Required task> Copy out every line that contains "弘扬和培育民族精神".
##### Input #####
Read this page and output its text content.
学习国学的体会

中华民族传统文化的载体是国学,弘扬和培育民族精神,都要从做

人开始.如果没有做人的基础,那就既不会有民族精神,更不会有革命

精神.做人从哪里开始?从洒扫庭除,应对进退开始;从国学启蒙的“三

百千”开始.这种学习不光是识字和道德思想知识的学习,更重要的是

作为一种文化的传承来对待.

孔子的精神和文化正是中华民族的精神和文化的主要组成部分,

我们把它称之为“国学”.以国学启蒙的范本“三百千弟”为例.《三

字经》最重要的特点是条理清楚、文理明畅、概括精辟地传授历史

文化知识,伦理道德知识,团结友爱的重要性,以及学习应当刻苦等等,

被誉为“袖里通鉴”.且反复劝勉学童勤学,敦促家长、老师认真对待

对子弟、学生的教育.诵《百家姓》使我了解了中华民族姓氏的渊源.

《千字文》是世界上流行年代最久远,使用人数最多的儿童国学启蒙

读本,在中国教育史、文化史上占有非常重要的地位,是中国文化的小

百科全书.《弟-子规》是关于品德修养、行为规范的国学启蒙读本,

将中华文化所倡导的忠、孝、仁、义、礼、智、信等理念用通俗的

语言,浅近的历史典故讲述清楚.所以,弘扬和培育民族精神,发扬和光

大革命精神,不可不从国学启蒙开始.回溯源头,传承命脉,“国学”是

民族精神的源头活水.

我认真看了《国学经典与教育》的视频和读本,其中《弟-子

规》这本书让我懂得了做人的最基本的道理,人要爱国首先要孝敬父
#####
Exercise output>
中华民族传统文化的载体是国学,弘扬和培育民族精神,都要从做
语言,浅近的历史典故讲述清楚.所以,弘扬和培育民族精神,发扬和光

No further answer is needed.